Could you transcribe the material below exactly, without leaving out a single line?

(MATERIAL):
☆ ☆ ☆ ☆ ☆ ☆ ☆
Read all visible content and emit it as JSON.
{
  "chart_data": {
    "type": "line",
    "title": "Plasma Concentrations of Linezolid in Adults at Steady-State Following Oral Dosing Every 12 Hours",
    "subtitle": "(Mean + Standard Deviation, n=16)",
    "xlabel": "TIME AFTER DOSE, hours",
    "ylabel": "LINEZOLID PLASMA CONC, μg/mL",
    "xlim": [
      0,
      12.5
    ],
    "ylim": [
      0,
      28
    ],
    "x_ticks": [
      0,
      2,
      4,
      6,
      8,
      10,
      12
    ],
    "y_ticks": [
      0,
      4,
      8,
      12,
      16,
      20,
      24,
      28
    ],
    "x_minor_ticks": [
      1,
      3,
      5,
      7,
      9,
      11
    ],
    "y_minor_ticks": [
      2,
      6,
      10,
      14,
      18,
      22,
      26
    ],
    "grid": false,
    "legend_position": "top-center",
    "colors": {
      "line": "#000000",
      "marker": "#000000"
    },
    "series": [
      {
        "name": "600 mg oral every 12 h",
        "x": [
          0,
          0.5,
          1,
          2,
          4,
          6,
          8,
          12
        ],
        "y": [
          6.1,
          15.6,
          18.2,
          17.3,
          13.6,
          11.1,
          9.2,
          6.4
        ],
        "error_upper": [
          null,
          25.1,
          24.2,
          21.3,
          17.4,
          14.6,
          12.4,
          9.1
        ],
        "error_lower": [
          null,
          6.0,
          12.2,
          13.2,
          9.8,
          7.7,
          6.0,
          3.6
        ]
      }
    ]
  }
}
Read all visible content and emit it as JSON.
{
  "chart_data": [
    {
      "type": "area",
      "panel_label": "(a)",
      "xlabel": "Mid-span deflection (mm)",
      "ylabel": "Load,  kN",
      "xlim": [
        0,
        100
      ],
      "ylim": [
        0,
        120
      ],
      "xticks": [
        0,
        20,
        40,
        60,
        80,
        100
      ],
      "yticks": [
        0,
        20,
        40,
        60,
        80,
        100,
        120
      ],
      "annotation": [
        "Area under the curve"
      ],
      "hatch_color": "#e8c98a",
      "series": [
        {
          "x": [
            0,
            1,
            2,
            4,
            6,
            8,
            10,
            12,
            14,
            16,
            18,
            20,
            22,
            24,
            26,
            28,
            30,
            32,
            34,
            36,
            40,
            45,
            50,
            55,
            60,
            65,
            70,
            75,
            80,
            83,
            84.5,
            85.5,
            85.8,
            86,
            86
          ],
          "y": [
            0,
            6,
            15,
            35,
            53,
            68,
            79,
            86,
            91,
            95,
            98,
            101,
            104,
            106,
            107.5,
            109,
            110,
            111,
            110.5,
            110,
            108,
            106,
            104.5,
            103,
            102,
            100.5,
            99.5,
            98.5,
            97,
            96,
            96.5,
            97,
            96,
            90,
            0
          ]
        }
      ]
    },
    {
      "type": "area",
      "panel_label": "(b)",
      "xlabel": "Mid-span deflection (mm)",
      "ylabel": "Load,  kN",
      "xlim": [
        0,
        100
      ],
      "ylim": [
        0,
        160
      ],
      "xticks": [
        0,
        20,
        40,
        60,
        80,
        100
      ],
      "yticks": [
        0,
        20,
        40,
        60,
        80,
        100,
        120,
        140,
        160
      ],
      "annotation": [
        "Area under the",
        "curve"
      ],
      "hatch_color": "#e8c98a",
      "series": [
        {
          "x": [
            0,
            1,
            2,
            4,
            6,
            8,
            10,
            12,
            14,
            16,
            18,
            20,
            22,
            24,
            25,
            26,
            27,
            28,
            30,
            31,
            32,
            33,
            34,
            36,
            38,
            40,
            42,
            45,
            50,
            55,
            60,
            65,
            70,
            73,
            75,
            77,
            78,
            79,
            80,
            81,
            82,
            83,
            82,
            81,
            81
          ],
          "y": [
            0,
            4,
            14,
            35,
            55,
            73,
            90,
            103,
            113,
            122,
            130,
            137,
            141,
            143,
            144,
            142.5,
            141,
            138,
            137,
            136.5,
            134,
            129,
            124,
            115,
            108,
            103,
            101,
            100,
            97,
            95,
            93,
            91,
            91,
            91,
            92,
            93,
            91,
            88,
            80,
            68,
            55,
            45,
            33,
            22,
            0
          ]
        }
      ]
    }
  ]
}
☆ ☆ ☆ ☆ ☆ ☆ ☆
(EXERCISE ANSWER):
Read all visible content and emit it as JSON.
{
  "chart_data": {
    "type": "line",
    "title": "Plasma Concentrations of Linezolid in Adults at Steady-State Following Oral Dosing Every 12 Hours",
    "subtitle": "(Mean + Standard Deviation, n=16)",
    "xlabel": "TIME AFTER DOSE, hours",
    "ylabel": "LINEZOLID PLASMA CONC, μg/mL",
    "xlim": [
      0,
      12.5
    ],
    "ylim": [
      0,
      28
    ],
    "x_ticks": [
      0,
      2,
      4,
      6,
      8,
      10,
      12
    ],
    "y_ticks": [
      0,
      4,
      8,
      12,
      16,
      20,
      24,
      28
    ],
    "x_minor_ticks": [
      1,
      3,
      5,
      7,
      9,
      11
    ],
    "y_minor_ticks": [
      2,
      6,
      10,
      14,
      18,
      22,
      26
    ],
    "grid": false,
    "legend_position": "top-center",
    "colors": {
      "line": "#000000",
      "marker": "#000000"
    },
    "series": [
      {
        "name": "600 mg oral every 12 h",
        "x": [
          0,
          0.5,
          1,
          2,
          4,
          6,
          8,
          12
        ],
        "y": [
          6.1,
          15.6,
          18.2,
          17.3,
          13.6,
          11.1,
          9.2,
          6.4
        ],
        "error_upper": [
          null,
          25.1,
          24.2,
          21.3,
          17.4,
          14.6,
          12.4,
          9.1
        ],
        "error_lower": [
          null,
          6.0,
          12.2,
          13.2,
          9.8,
          7.7,
          6.0,
          3.6
        ]
      }
    ]
  }
}
Read all visible content and emit it as JSON.
{
  "chart_data": [
    {
      "type": "area",
      "panel_label": "(a)",
      "xlabel": "Mid-span deflection (mm)",
      "ylabel": "Load,  kN",
      "xlim": [
        0,
        100
      ],
      "ylim": [
        0,
        120
      ],
      "xticks": [
        0,
        20,
        40,
        60,
        80,
        100
      ],
      "yticks": [
        0,
        20,
        40,
        60,
        80,
        100,
        120
      ],
      "annotation": [
        "Area under the curve"
      ],
      "hatch_color": "#e8c98a",
      "series": [
        {
          "x": [
            0,
            1,
            2,
            4,
            6,
            8,
            10,
            12,
            14,
            16,
            18,
            20,
            22,
            24,
            26,
            28,
            30,
            32,
            34,
            36,
            40,
            45,
            50,
            55,
            60,
            65,
            70,
            75,
            80,
            83,
            84.5,
            85.5,
            85.8,
            86,
            86
          ],
          "y": [
            0,
            6,
            15,
            35,
            53,
            68,
            79,
            86,
            91,
            95,
            98,
            101,
            104,
            106,
            107.5,
            109,
            110,
            111,
            110.5,
            110,
            108,
            106,
            104.5,
            103,
            102,
            100.5,
            99.5,
            98.5,
            97,
            96,
            96.5,
            97,
            96,
            90,
            0
          ]
        }
      ]
    },
    {
      "type": "area",
      "panel_label": "(b)",
      "xlabel": "Mid-span deflection (mm)",
      "ylabel": "Load,  kN",
      "xlim": [
        0,
        100
      ],
      "ylim": [
        0,
        160
      ],
      "xticks": [
        0,
        20,
        40,
        60,
        80,
        100
      ],
      "yticks": [
        0,
        20,
        40,
        60,
        80,
        100,
        120,
        140,
        160
      ],
      "annotation": [
        "Area under the",
        "curve"
      ],
      "hatch_color": "#e8c98a",
      "series": [
        {
          "x": [
            0,
            1,
            2,
            4,
            6,
            8,
            10,
            12,
            14,
            16,
            18,
            20,
            22,
            24,
            25,
            26,
            27,
            28,
            30,
            31,
            32,
            33,
            34,
            36,
            38,
            40,
            42,
            45,
            50,
            55,
            60,
            65,
            70,
            73,
            75,
            77,
            78,
            79,
            80,
            81,
            82,
            83,
            82,
            81,
            81
          ],
          "y": [
            0,
            4,
            14,
            35,
            55,
            73,
            90,
            103,
            113,
            122,
            130,
            137,
            141,
            143,
            144,
            142.5,
            141,
            138,
            137,
            136.5,
            134,
            129,
            124,
            115,
            108,
            103,
            101,
            100,
            97,
            95,
            93,
            91,
            91,
            91,
            92,
            93,
            91,
            88,
            80,
            68,
            55,
            45,
            33,
            22,
            0
          ]
        }
      ]
    }
  ]
}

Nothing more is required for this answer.